**Stated exercise**
Exactly reproduce the entries, dropping any pictures from your copy.

Collected data entries:
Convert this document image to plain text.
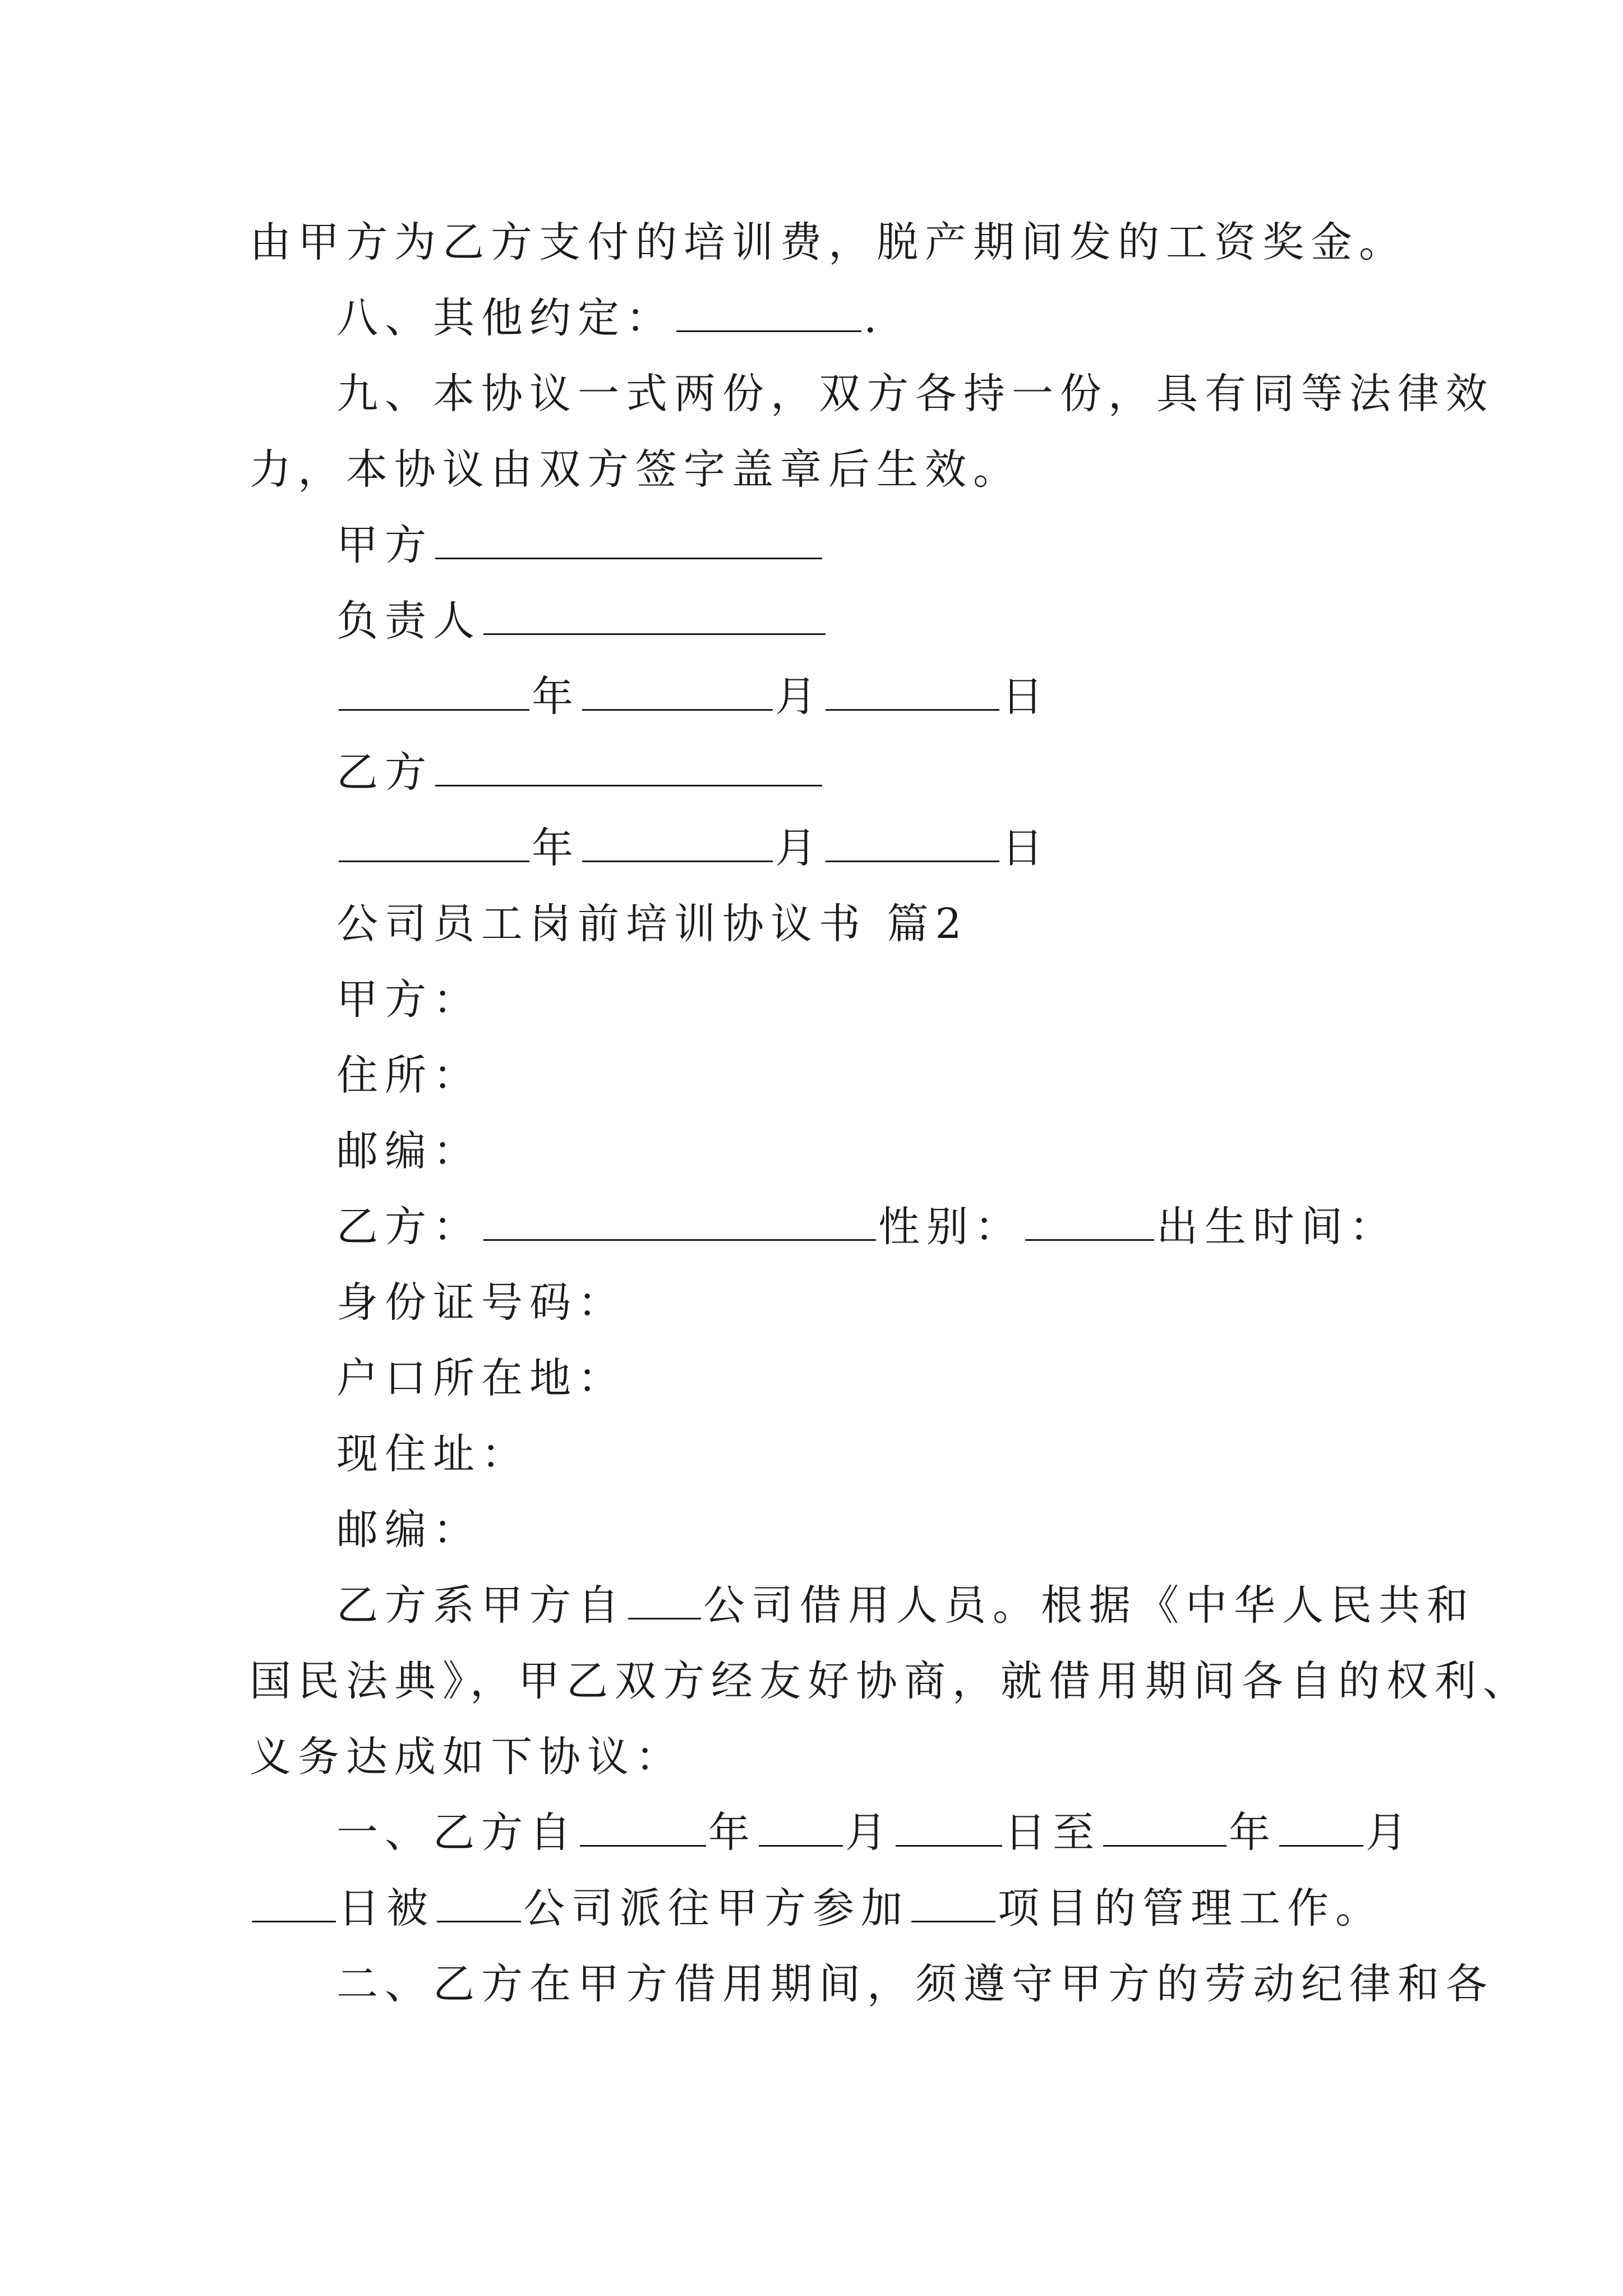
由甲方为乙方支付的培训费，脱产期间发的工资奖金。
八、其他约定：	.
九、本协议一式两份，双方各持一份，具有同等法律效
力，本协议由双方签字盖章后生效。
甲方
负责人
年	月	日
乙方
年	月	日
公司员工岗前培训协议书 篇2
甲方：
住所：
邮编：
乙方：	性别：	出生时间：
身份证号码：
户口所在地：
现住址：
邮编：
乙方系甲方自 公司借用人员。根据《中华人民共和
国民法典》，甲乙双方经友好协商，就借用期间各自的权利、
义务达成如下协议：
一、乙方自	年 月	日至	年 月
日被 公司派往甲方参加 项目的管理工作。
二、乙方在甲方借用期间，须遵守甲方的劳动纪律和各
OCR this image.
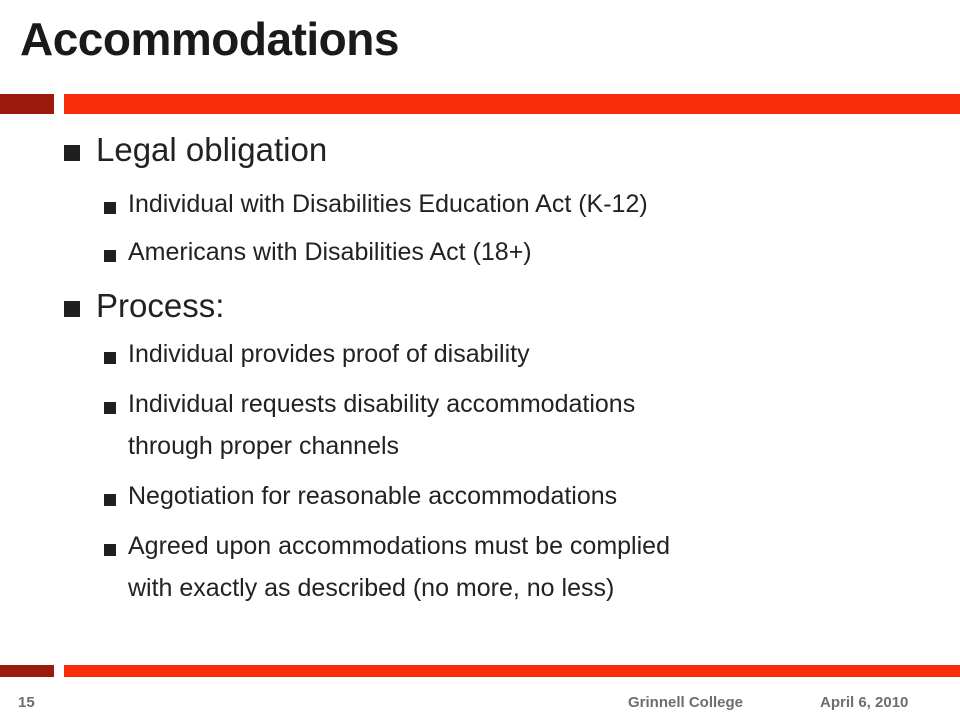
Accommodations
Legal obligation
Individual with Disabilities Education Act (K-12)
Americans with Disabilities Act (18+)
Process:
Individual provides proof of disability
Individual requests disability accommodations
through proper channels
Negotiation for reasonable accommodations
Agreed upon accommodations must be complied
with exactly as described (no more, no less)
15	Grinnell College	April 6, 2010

**Solution to this exercise**
Convert this document image to plain text.
由甲方为乙方支付的培训费，脱产期间发的工资奖金。
八、其他约定：	.
九、本协议一式两份，双方各持一份，具有同等法律效
力，本协议由双方签字盖章后生效。
甲方
负责人
年	月	日
乙方
年	月	日
公司员工岗前培训协议书 篇2
甲方：
住所：
邮编：
乙方：	性别：	出生时间：
身份证号码：
户口所在地：
现住址：
邮编：
乙方系甲方自 公司借用人员。根据《中华人民共和
国民法典》，甲乙双方经友好协商，就借用期间各自的权利、
义务达成如下协议：
一、乙方自	年 月	日至	年 月
日被 公司派往甲方参加 项目的管理工作。
二、乙方在甲方借用期间，须遵守甲方的劳动纪律和各
OCR this image.
Accommodations
Legal obligation
Individual with Disabilities Education Act (K-12)
Americans with Disabilities Act (18+)
Process:
Individual provides proof of disability
Individual requests disability accommodations
through proper channels
Negotiation for reasonable accommodations
Agreed upon accommodations must be complied
with exactly as described (no more, no less)
15	Grinnell College	April 6, 2010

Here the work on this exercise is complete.